WHAT IS REQUIRED => Could you extract every entry below and reproduce it exactly?

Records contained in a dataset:
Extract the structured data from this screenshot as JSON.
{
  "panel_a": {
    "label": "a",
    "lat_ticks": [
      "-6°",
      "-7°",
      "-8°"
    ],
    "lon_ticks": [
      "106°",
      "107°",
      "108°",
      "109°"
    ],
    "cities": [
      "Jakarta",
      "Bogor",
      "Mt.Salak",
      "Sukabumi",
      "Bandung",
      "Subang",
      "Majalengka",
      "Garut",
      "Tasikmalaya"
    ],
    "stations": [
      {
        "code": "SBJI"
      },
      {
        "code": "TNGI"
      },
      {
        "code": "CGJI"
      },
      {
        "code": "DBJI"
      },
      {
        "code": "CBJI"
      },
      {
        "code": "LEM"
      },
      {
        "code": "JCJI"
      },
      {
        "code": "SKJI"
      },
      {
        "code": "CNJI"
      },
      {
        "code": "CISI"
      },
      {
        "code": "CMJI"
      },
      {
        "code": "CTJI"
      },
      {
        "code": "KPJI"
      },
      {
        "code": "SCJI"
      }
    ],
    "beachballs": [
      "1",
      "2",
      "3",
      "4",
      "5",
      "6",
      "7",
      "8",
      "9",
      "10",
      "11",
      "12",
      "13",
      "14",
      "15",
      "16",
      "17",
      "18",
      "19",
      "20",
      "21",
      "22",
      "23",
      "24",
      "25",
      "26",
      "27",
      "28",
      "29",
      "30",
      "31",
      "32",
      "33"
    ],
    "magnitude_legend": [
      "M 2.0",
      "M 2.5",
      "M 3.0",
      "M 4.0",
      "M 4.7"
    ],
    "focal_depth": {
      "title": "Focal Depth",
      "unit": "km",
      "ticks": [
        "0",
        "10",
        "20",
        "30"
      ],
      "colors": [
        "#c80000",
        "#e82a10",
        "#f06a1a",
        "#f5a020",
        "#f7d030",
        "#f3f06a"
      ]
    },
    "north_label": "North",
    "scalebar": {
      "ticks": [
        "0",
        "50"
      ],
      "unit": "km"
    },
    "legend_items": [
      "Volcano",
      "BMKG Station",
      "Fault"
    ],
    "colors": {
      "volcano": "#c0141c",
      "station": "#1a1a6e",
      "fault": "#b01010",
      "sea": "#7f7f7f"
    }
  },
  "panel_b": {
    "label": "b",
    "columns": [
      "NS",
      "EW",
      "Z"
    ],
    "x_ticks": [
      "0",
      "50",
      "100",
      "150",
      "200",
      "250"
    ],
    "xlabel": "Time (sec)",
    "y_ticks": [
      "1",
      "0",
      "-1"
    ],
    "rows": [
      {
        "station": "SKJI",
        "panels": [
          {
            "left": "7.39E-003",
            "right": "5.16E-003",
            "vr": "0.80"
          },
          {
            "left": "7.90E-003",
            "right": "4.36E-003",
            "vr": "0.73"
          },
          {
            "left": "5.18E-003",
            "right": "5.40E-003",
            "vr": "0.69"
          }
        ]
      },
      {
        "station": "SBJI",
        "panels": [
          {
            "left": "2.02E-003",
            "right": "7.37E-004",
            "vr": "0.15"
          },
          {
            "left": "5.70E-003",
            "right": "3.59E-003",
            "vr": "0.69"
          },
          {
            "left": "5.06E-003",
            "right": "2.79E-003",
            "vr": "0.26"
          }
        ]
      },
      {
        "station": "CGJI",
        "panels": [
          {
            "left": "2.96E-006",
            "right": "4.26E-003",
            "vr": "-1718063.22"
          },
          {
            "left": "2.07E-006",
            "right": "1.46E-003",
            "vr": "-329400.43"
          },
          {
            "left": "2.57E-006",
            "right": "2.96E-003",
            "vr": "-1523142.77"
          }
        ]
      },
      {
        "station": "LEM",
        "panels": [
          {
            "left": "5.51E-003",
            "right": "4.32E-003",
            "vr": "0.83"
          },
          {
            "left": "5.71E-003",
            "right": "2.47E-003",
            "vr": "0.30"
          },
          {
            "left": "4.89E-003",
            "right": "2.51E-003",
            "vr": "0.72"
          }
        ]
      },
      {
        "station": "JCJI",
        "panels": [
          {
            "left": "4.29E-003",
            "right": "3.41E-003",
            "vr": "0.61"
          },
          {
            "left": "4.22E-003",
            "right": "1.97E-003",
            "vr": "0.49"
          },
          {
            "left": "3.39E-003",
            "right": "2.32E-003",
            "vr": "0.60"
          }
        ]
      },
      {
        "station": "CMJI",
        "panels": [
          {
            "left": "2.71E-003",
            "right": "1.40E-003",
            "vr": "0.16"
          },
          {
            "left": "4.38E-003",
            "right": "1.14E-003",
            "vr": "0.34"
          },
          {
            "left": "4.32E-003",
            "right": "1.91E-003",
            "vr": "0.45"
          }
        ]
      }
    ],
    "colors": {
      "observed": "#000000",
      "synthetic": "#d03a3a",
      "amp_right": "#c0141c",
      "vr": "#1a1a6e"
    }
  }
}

SOLUTION FOR THIS EXERCISE =>
Extract the structured data from this screenshot as JSON.
{
  "panel_a": {
    "label": "a",
    "lat_ticks": [
      "-6°",
      "-7°",
      "-8°"
    ],
    "lon_ticks": [
      "106°",
      "107°",
      "108°",
      "109°"
    ],
    "cities": [
      "Jakarta",
      "Bogor",
      "Mt.Salak",
      "Sukabumi",
      "Bandung",
      "Subang",
      "Majalengka",
      "Garut",
      "Tasikmalaya"
    ],
    "stations": [
      {
        "code": "SBJI"
      },
      {
        "code": "TNGI"
      },
      {
        "code": "CGJI"
      },
      {
        "code": "DBJI"
      },
      {
        "code": "CBJI"
      },
      {
        "code": "LEM"
      },
      {
        "code": "JCJI"
      },
      {
        "code": "SKJI"
      },
      {
        "code": "CNJI"
      },
      {
        "code": "CISI"
      },
      {
        "code": "CMJI"
      },
      {
        "code": "CTJI"
      },
      {
        "code": "KPJI"
      },
      {
        "code": "SCJI"
      }
    ],
    "beachballs": [
      "1",
      "2",
      "3",
      "4",
      "5",
      "6",
      "7",
      "8",
      "9",
      "10",
      "11",
      "12",
      "13",
      "14",
      "15",
      "16",
      "17",
      "18",
      "19",
      "20",
      "21",
      "22",
      "23",
      "24",
      "25",
      "26",
      "27",
      "28",
      "29",
      "30",
      "31",
      "32",
      "33"
    ],
    "magnitude_legend": [
      "M 2.0",
      "M 2.5",
      "M 3.0",
      "M 4.0",
      "M 4.7"
    ],
    "focal_depth": {
      "title": "Focal Depth",
      "unit": "km",
      "ticks": [
        "0",
        "10",
        "20",
        "30"
      ],
      "colors": [
        "#c80000",
        "#e82a10",
        "#f06a1a",
        "#f5a020",
        "#f7d030",
        "#f3f06a"
      ]
    },
    "north_label": "North",
    "scalebar": {
      "ticks": [
        "0",
        "50"
      ],
      "unit": "km"
    },
    "legend_items": [
      "Volcano",
      "BMKG Station",
      "Fault"
    ],
    "colors": {
      "volcano": "#c0141c",
      "station": "#1a1a6e",
      "fault": "#b01010",
      "sea": "#7f7f7f"
    }
  },
  "panel_b": {
    "label": "b",
    "columns": [
      "NS",
      "EW",
      "Z"
    ],
    "x_ticks": [
      "0",
      "50",
      "100",
      "150",
      "200",
      "250"
    ],
    "xlabel": "Time (sec)",
    "y_ticks": [
      "1",
      "0",
      "-1"
    ],
    "rows": [
      {
        "station": "SKJI",
        "panels": [
          {
            "left": "7.39E-003",
            "right": "5.16E-003",
            "vr": "0.80"
          },
          {
            "left": "7.90E-003",
            "right": "4.36E-003",
            "vr": "0.73"
          },
          {
            "left": "5.18E-003",
            "right": "5.40E-003",
            "vr": "0.69"
          }
        ]
      },
      {
        "station": "SBJI",
        "panels": [
          {
            "left": "2.02E-003",
            "right": "7.37E-004",
            "vr": "0.15"
          },
          {
            "left": "5.70E-003",
            "right": "3.59E-003",
            "vr": "0.69"
          },
          {
            "left": "5.06E-003",
            "right": "2.79E-003",
            "vr": "0.26"
          }
        ]
      },
      {
        "station": "CGJI",
        "panels": [
          {
            "left": "2.96E-006",
            "right": "4.26E-003",
            "vr": "-1718063.22"
          },
          {
            "left": "2.07E-006",
            "right": "1.46E-003",
            "vr": "-329400.43"
          },
          {
            "left": "2.57E-006",
            "right": "2.96E-003",
            "vr": "-1523142.77"
          }
        ]
      },
      {
        "station": "LEM",
        "panels": [
          {
            "left": "5.51E-003",
            "right": "4.32E-003",
            "vr": "0.83"
          },
          {
            "left": "5.71E-003",
            "right": "2.47E-003",
            "vr": "0.30"
          },
          {
            "left": "4.89E-003",
            "right": "2.51E-003",
            "vr": "0.72"
          }
        ]
      },
      {
        "station": "JCJI",
        "panels": [
          {
            "left": "4.29E-003",
            "right": "3.41E-003",
            "vr": "0.61"
          },
          {
            "left": "4.22E-003",
            "right": "1.97E-003",
            "vr": "0.49"
          },
          {
            "left": "3.39E-003",
            "right": "2.32E-003",
            "vr": "0.60"
          }
        ]
      },
      {
        "station": "CMJI",
        "panels": [
          {
            "left": "2.71E-003",
            "right": "1.40E-003",
            "vr": "0.16"
          },
          {
            "left": "4.38E-003",
            "right": "1.14E-003",
            "vr": "0.34"
          },
          {
            "left": "4.32E-003",
            "right": "1.91E-003",
            "vr": "0.45"
          }
        ]
      }
    ],
    "colors": {
      "observed": "#000000",
      "synthetic": "#d03a3a",
      "amp_right": "#c0141c",
      "vr": "#1a1a6e"
    }
  }
}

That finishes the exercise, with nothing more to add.